PROBLEM REQUIREMENTS -> Each entry below should be written out exactly as it is, with no pictures.

Saved data entries ->
########################################

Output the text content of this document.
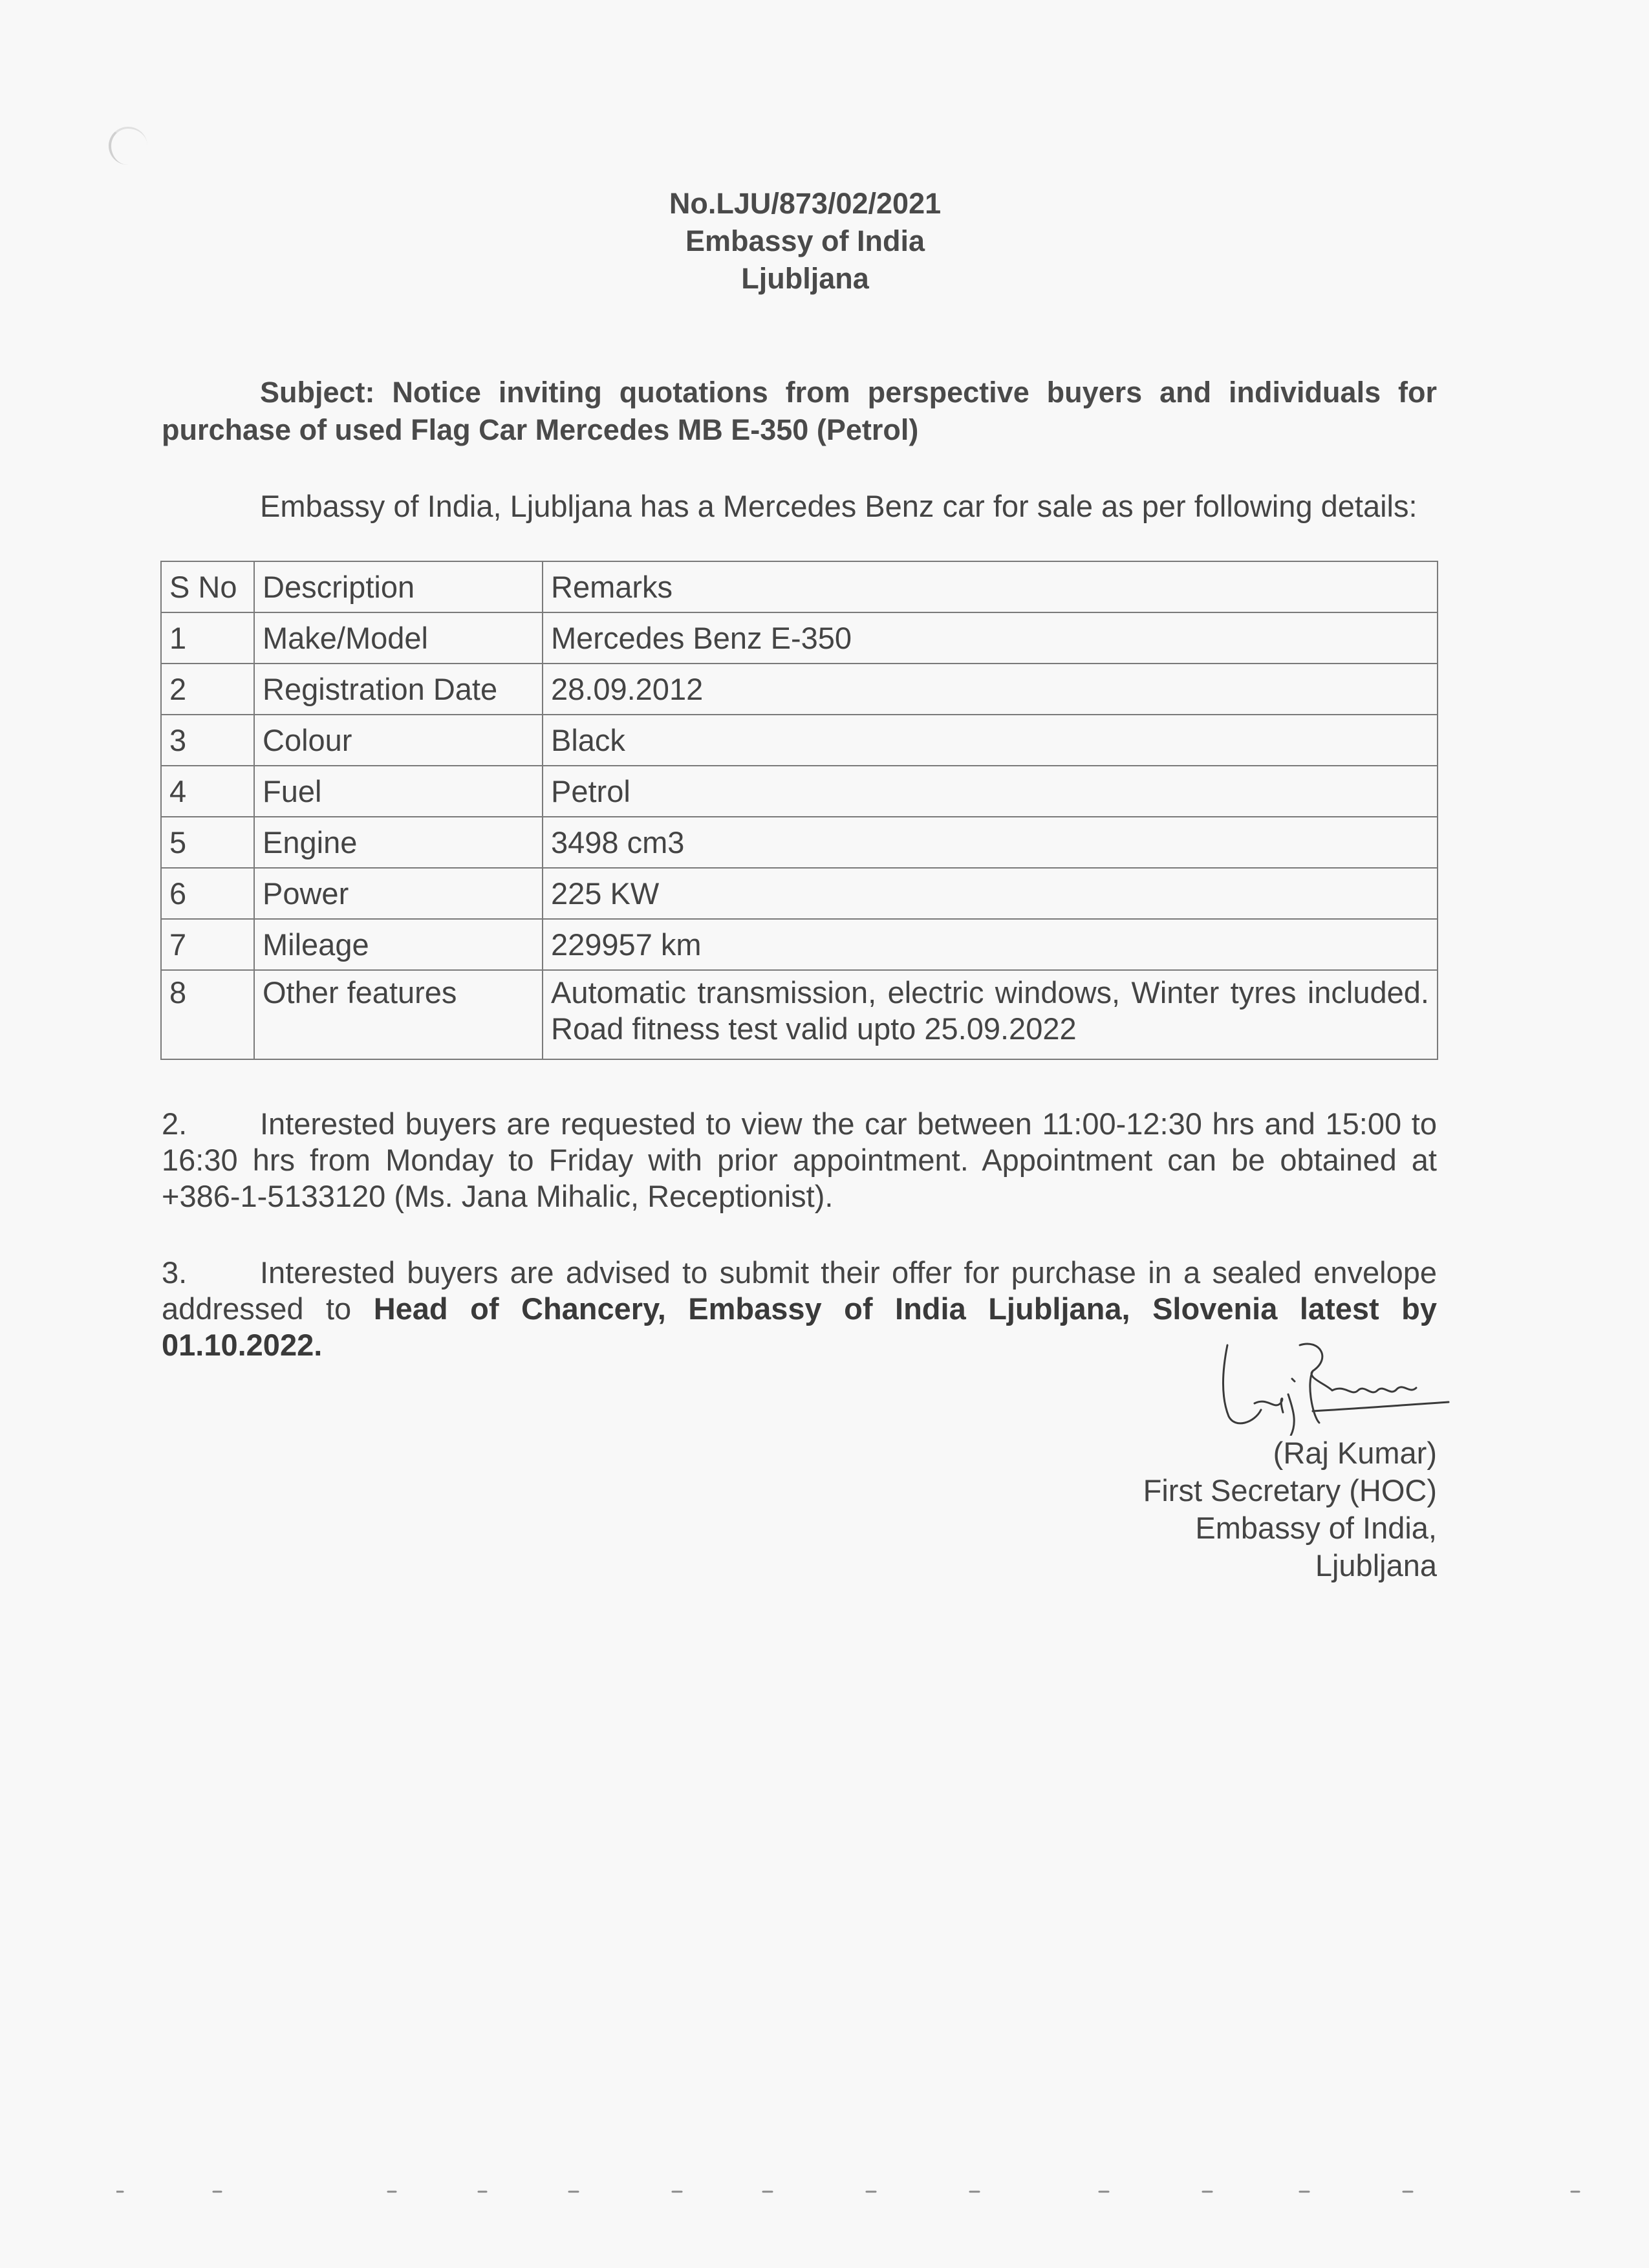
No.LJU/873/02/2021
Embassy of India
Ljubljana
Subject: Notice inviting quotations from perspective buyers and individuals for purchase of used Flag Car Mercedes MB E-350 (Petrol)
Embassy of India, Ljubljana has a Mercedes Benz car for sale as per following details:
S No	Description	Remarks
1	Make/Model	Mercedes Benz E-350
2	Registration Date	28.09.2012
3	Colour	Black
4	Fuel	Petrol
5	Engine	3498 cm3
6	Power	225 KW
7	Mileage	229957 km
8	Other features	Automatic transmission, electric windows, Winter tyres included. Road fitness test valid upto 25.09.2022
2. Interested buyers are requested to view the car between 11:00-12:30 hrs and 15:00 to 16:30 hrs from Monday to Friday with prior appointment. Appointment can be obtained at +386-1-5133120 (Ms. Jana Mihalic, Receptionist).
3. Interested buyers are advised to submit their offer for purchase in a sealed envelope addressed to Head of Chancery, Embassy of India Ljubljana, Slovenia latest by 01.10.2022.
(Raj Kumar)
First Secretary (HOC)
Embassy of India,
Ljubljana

########################################

SOLUTION FOR THIS EXERCISE ->
Output the text content of this document.
No.LJU/873/02/2021
Embassy of India
Ljubljana
Subject: Notice inviting quotations from perspective buyers and individuals for purchase of used Flag Car Mercedes MB E-350 (Petrol)
Embassy of India, Ljubljana has a Mercedes Benz car for sale as per following details:
S No	Description	Remarks
1	Make/Model	Mercedes Benz E-350
2	Registration Date	28.09.2012
3	Colour	Black
4	Fuel	Petrol
5	Engine	3498 cm3
6	Power	225 KW
7	Mileage	229957 km
8	Other features	Automatic transmission, electric windows, Winter tyres included. Road fitness test valid upto 25.09.2022
2. Interested buyers are requested to view the car between 11:00-12:30 hrs and 15:00 to 16:30 hrs from Monday to Friday with prior appointment. Appointment can be obtained at +386-1-5133120 (Ms. Jana Mihalic, Receptionist).
3. Interested buyers are advised to submit their offer for purchase in a sealed envelope addressed to Head of Chancery, Embassy of India Ljubljana, Slovenia latest by 01.10.2022.
(Raj Kumar)
First Secretary (HOC)
Embassy of India,
Ljubljana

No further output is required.